_Request_
Word for word, retype every entry in the listing.

[Saved data entries]
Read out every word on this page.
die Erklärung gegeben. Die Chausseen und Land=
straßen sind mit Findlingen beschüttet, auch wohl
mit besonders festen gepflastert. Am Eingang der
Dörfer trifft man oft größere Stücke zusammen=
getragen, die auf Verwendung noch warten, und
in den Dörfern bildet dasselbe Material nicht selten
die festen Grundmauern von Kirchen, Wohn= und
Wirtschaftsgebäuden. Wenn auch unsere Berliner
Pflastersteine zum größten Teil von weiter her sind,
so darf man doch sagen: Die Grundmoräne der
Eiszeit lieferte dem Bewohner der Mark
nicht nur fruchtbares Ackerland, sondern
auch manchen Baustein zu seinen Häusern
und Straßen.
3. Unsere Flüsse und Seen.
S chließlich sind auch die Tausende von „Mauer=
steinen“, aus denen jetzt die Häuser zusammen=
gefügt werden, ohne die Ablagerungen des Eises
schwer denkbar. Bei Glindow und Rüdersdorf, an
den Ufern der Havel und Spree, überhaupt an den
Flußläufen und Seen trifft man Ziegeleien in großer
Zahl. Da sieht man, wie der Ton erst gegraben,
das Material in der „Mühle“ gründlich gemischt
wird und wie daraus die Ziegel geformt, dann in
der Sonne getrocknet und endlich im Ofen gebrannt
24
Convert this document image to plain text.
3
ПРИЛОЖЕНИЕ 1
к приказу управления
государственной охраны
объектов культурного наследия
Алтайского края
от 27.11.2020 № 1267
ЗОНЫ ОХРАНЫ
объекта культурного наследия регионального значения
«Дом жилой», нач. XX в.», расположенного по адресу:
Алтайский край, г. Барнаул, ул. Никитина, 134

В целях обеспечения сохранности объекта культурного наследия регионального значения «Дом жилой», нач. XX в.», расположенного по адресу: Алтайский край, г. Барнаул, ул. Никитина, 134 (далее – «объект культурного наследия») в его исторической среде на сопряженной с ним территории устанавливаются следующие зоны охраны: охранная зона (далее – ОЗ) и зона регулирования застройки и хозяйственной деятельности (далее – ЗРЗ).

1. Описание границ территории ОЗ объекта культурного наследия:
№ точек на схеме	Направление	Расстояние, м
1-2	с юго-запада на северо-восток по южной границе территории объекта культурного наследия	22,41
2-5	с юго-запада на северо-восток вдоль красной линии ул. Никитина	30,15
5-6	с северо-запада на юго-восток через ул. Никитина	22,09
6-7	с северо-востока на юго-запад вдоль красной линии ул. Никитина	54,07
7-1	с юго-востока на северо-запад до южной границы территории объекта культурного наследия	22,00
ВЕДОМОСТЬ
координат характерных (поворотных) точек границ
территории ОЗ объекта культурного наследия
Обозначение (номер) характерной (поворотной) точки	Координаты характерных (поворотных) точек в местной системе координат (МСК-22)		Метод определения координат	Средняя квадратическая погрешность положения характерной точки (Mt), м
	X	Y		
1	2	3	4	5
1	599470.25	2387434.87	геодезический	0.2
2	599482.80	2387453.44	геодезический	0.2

_The completed task_
Read out every word on this page.
die Erklärung gegeben. Die Chausseen und Land=
straßen sind mit Findlingen beschüttet, auch wohl
mit besonders festen gepflastert. Am Eingang der
Dörfer trifft man oft größere Stücke zusammen=
getragen, die auf Verwendung noch warten, und
in den Dörfern bildet dasselbe Material nicht selten
die festen Grundmauern von Kirchen, Wohn= und
Wirtschaftsgebäuden. Wenn auch unsere Berliner
Pflastersteine zum größten Teil von weiter her sind,
so darf man doch sagen: Die Grundmoräne der
Eiszeit lieferte dem Bewohner der Mark
nicht nur fruchtbares Ackerland, sondern
auch manchen Baustein zu seinen Häusern
und Straßen.
3. Unsere Flüsse und Seen.
S chließlich sind auch die Tausende von „Mauer=
steinen“, aus denen jetzt die Häuser zusammen=
gefügt werden, ohne die Ablagerungen des Eises
schwer denkbar. Bei Glindow und Rüdersdorf, an
den Ufern der Havel und Spree, überhaupt an den
Flußläufen und Seen trifft man Ziegeleien in großer
Zahl. Da sieht man, wie der Ton erst gegraben,
das Material in der „Mühle“ gründlich gemischt
wird und wie daraus die Ziegel geformt, dann in
der Sonne getrocknet und endlich im Ofen gebrannt
24
Convert this document image to plain text.
3
ПРИЛОЖЕНИЕ 1
к приказу управления
государственной охраны
объектов культурного наследия
Алтайского края
от 27.11.2020 № 1267
ЗОНЫ ОХРАНЫ
объекта культурного наследия регионального значения
«Дом жилой», нач. XX в.», расположенного по адресу:
Алтайский край, г. Барнаул, ул. Никитина, 134

В целях обеспечения сохранности объекта культурного наследия регионального значения «Дом жилой», нач. XX в.», расположенного по адресу: Алтайский край, г. Барнаул, ул. Никитина, 134 (далее – «объект культурного наследия») в его исторической среде на сопряженной с ним территории устанавливаются следующие зоны охраны: охранная зона (далее – ОЗ) и зона регулирования застройки и хозяйственной деятельности (далее – ЗРЗ).

1. Описание границ территории ОЗ объекта культурного наследия:
№ точек на схеме	Направление	Расстояние, м
1-2	с юго-запада на северо-восток по южной границе территории объекта культурного наследия	22,41
2-5	с юго-запада на северо-восток вдоль красной линии ул. Никитина	30,15
5-6	с северо-запада на юго-восток через ул. Никитина	22,09
6-7	с северо-востока на юго-запад вдоль красной линии ул. Никитина	54,07
7-1	с юго-востока на северо-запад до южной границы территории объекта культурного наследия	22,00
ВЕДОМОСТЬ
координат характерных (поворотных) точек границ
территории ОЗ объекта культурного наследия
Обозначение (номер) характерной (поворотной) точки	Координаты характерных (поворотных) точек в местной системе координат (МСК-22)		Метод определения координат	Средняя квадратическая погрешность положения характерной точки (Mt), м
	X	Y		
1	2	3	4	5
1	599470.25	2387434.87	геодезический	0.2
2	599482.80	2387453.44	геодезический	0.2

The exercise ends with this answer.